EXERCISE =
Pick out every line with the word "الله" and copy it.

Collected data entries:
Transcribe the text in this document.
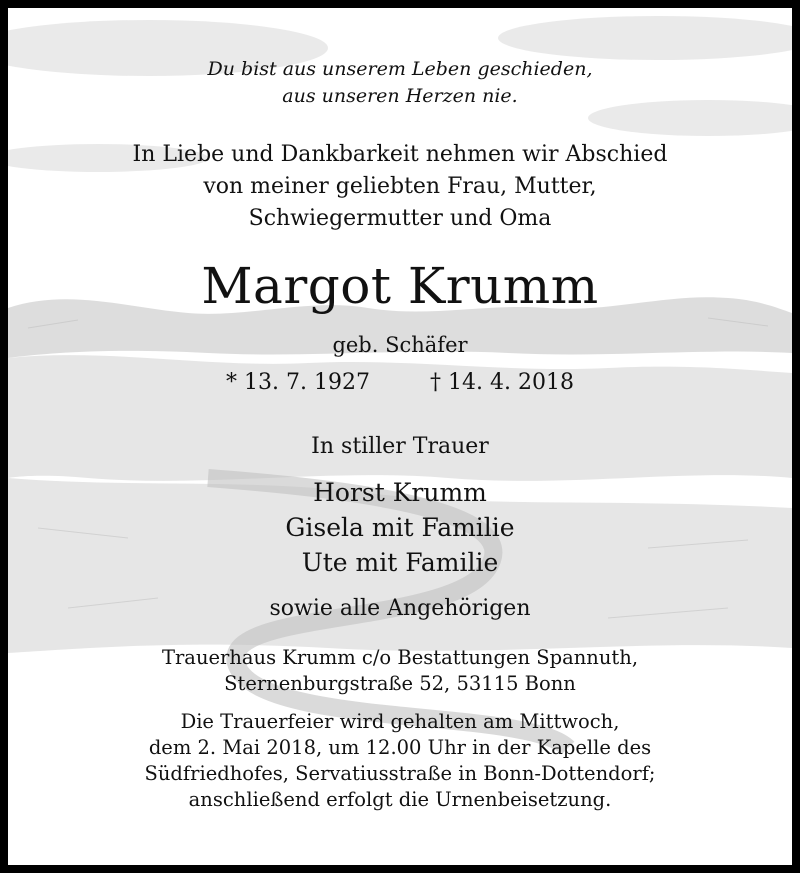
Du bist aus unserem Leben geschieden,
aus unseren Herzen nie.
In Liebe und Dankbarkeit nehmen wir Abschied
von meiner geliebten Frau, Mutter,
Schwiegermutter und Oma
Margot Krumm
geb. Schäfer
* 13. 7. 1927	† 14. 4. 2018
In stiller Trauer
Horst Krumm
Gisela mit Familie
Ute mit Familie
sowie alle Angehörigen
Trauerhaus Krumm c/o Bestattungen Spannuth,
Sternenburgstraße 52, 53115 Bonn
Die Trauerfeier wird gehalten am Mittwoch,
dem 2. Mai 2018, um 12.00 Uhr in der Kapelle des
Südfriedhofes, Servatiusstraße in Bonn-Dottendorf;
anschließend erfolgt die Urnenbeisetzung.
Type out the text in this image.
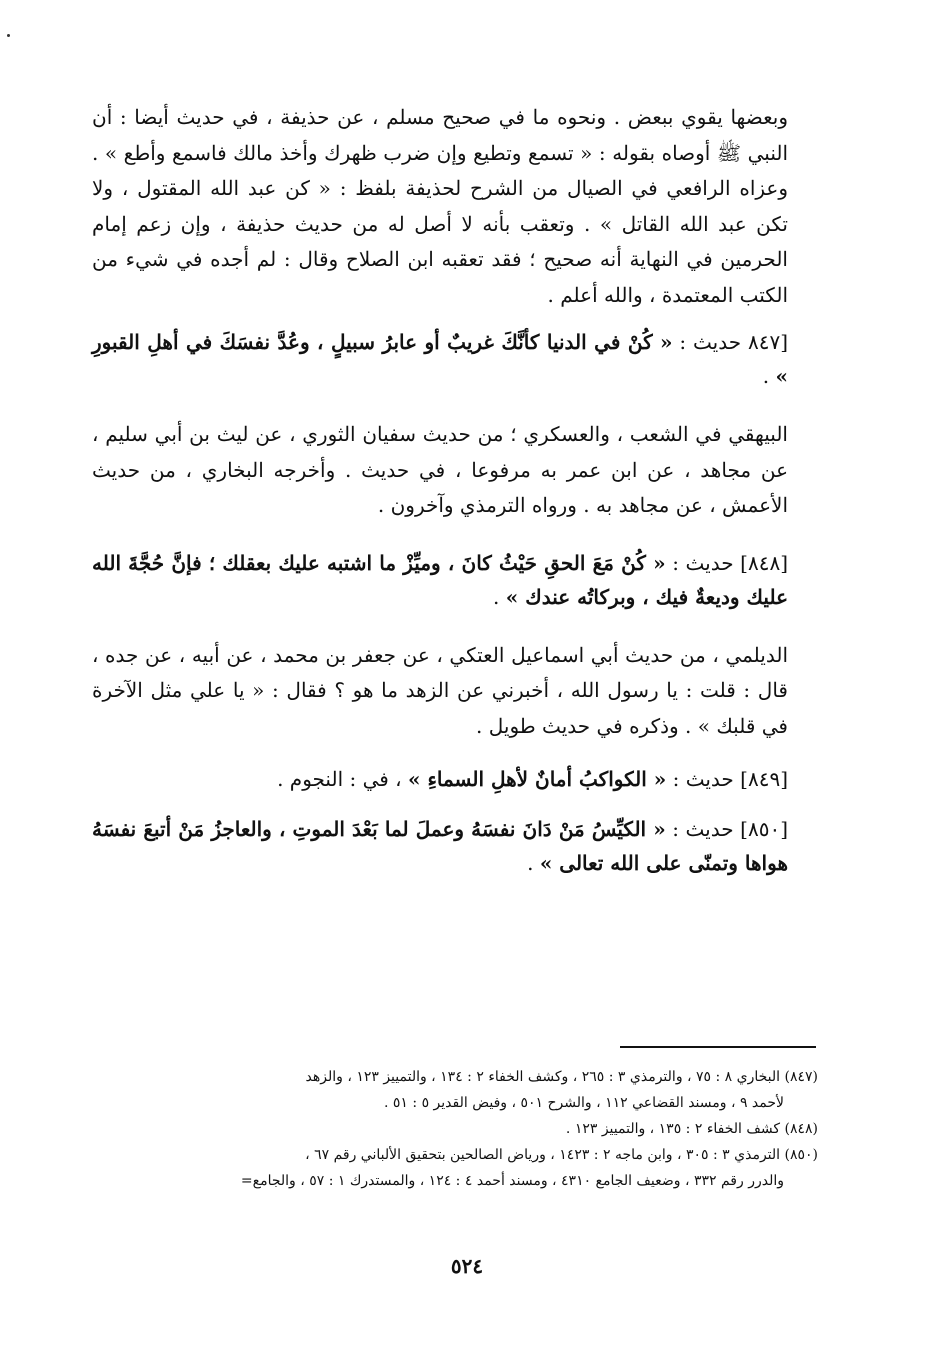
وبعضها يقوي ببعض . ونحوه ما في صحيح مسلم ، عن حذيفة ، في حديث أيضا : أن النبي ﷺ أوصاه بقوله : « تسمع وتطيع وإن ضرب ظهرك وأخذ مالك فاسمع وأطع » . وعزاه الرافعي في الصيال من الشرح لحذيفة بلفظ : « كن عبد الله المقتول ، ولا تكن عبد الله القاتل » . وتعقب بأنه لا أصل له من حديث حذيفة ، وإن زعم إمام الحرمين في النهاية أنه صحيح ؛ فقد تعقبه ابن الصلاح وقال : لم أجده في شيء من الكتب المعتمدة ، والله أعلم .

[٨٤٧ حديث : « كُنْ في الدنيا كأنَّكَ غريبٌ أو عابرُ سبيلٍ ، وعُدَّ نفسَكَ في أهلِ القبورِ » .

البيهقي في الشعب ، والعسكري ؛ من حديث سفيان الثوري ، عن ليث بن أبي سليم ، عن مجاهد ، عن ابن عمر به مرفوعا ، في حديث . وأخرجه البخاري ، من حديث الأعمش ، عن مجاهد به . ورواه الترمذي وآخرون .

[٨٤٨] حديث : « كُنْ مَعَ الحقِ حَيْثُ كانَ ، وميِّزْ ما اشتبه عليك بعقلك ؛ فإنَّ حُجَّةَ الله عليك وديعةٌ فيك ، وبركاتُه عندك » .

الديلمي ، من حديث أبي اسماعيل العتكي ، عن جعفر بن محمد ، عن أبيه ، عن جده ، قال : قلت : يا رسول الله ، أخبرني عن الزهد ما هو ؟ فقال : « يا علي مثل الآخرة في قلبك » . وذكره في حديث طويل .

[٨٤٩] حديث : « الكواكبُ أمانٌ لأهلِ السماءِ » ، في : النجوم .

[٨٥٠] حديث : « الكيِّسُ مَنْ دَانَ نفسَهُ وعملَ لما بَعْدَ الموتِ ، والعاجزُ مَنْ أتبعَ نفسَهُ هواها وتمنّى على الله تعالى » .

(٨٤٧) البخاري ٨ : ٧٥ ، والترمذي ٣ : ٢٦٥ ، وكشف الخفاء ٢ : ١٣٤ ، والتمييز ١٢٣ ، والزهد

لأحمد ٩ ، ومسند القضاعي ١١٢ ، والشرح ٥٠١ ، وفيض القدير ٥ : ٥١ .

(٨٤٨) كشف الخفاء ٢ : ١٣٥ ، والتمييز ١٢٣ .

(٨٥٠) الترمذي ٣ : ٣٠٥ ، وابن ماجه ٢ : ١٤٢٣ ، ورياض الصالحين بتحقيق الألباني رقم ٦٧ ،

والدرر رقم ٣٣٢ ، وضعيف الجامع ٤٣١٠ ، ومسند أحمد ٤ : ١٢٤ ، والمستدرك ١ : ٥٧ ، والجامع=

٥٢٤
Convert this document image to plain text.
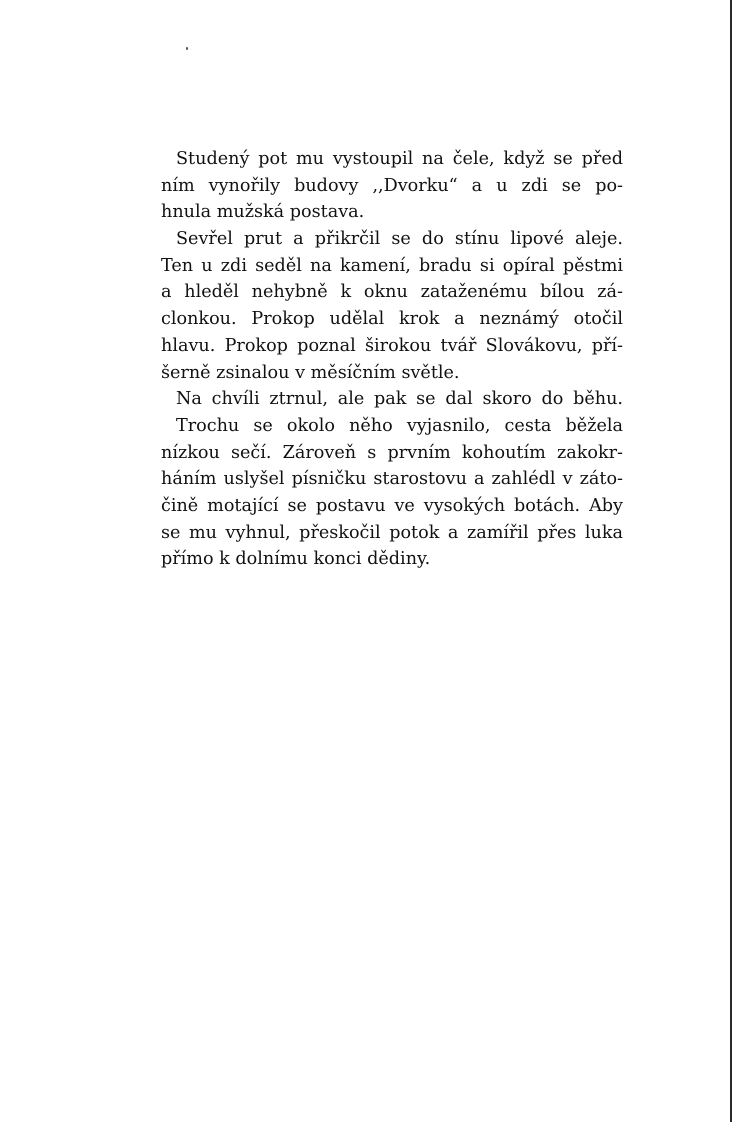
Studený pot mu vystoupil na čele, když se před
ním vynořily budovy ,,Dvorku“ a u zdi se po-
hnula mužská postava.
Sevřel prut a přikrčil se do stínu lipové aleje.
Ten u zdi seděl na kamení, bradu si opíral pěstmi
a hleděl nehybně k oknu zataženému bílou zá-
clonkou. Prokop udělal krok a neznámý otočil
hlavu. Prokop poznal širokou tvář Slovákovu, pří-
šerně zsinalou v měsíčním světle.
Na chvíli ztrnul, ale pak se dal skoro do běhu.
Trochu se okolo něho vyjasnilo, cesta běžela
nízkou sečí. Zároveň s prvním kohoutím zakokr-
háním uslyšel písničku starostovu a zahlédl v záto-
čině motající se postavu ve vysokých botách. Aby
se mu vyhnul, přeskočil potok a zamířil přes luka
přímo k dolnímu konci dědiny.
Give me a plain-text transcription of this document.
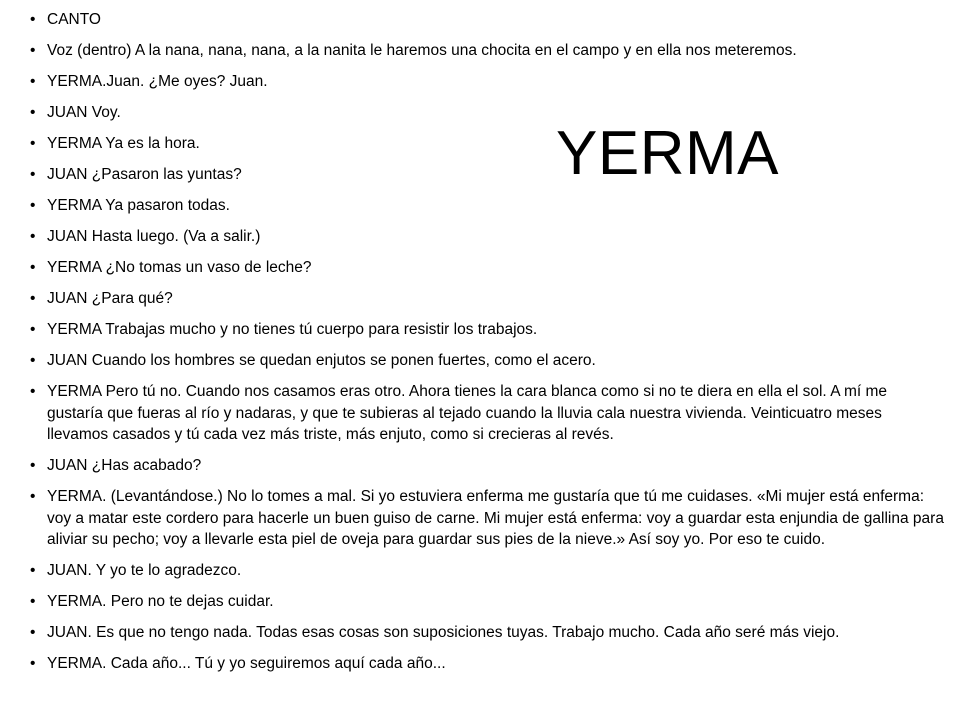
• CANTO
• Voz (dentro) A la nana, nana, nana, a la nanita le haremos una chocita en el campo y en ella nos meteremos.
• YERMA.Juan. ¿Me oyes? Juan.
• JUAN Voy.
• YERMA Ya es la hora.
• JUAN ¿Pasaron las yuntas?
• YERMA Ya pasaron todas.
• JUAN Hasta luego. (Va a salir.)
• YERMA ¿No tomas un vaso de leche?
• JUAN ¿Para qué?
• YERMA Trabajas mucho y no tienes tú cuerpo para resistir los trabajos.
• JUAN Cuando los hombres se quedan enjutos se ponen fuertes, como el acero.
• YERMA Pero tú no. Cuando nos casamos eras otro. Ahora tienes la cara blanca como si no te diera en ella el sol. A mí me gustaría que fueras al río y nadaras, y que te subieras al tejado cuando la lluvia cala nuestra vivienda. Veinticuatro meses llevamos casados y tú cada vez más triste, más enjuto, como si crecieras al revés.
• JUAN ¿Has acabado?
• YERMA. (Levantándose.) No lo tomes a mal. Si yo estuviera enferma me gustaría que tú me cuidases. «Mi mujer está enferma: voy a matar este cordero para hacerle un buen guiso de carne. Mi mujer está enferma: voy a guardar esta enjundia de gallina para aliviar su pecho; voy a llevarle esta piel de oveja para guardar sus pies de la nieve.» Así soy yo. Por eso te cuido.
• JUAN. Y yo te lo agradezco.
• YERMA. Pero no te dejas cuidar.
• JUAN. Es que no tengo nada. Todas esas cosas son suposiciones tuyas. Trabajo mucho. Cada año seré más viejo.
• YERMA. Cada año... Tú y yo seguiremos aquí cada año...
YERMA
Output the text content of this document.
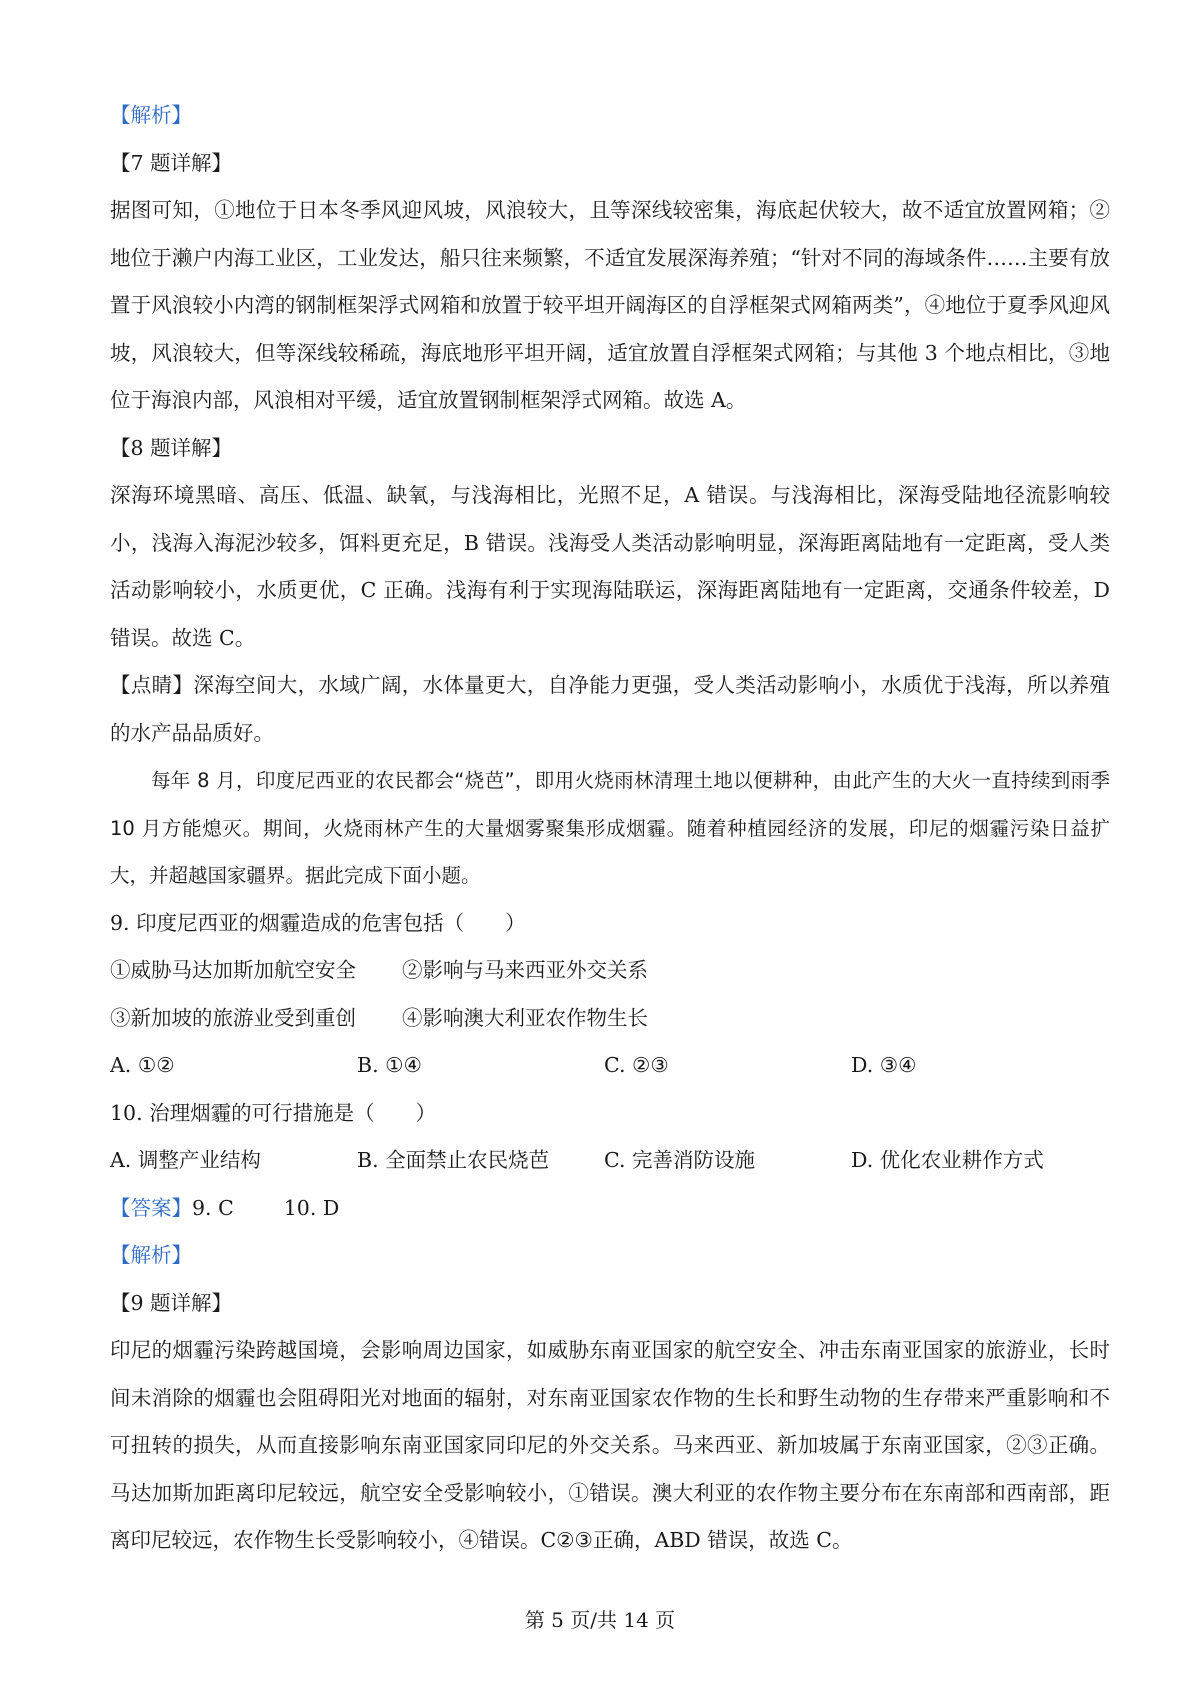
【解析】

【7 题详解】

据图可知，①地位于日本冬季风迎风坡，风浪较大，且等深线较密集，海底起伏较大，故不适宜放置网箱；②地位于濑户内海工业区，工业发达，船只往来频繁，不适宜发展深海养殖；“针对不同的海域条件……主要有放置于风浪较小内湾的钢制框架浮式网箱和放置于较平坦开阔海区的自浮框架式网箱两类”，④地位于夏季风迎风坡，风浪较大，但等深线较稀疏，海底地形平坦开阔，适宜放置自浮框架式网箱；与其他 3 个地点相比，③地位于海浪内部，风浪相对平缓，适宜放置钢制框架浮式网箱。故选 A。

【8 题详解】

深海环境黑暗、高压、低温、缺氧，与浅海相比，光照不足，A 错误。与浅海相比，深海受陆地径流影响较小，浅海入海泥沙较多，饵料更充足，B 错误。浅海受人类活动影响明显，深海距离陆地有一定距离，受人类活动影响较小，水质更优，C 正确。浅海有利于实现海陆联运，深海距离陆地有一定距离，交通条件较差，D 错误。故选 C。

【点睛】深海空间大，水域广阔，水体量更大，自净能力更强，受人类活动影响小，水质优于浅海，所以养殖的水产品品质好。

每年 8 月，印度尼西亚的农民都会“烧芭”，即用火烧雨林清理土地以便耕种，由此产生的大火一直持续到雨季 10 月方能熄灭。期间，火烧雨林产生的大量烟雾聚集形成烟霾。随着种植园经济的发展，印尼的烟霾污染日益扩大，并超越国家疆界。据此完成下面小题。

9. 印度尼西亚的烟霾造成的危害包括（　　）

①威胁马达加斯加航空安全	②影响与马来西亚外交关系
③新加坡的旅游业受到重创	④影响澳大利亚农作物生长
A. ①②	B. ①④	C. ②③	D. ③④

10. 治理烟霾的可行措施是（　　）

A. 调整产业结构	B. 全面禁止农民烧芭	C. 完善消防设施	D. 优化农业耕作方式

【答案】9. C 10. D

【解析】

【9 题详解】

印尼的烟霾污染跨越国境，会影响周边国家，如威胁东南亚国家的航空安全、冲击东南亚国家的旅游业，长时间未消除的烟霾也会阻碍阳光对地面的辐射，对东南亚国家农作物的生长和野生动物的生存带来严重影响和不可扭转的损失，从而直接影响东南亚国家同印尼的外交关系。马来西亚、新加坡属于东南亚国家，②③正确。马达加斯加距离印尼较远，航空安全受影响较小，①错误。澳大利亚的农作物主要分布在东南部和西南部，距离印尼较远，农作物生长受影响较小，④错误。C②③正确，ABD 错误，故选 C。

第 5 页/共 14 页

REPLY TO THE EXERCISE =
وبعضها يقوي ببعض . ونحوه ما في صحيح مسلم ، عن حذيفة ، في حديث أيضا : أن النبي ﷺ أوصاه بقوله : « تسمع وتطيع وإن ضرب ظهرك وأخذ مالك فاسمع وأطع » . وعزاه الرافعي في الصيال من الشرح لحذيفة بلفظ : « كن عبد الله المقتول ، ولا تكن عبد الله القاتل » . وتعقب بأنه لا أصل له من حديث حذيفة ، وإن زعم إمام الحرمين في النهاية أنه صحيح ؛ فقد تعقبه ابن الصلاح وقال : لم أجده في شيء من الكتب المعتمدة ، والله أعلم .
[٨٤٨] حديث : « كُنْ مَعَ الحقِ حَيْثُ كانَ ، وميِّزْ ما اشتبه عليك بعقلك ؛ فإنَّ حُجَّةَ الله عليك وديعةٌ فيك ، وبركاتُه عندك » .
الديلمي ، من حديث أبي اسماعيل العتكي ، عن جعفر بن محمد ، عن أبيه ، عن جده ، قال : قلت : يا رسول الله ، أخبرني عن الزهد ما هو ؟ فقال : « يا علي مثل الآخرة في قلبك » . وذكره في حديث طويل .
[٨٥٠] حديث : « الكيِّسُ مَنْ دَانَ نفسَهُ وعملَ لما بَعْدَ الموتِ ، والعاجزُ مَنْ أتبعَ نفسَهُ هواها وتمنّى على الله تعالى » .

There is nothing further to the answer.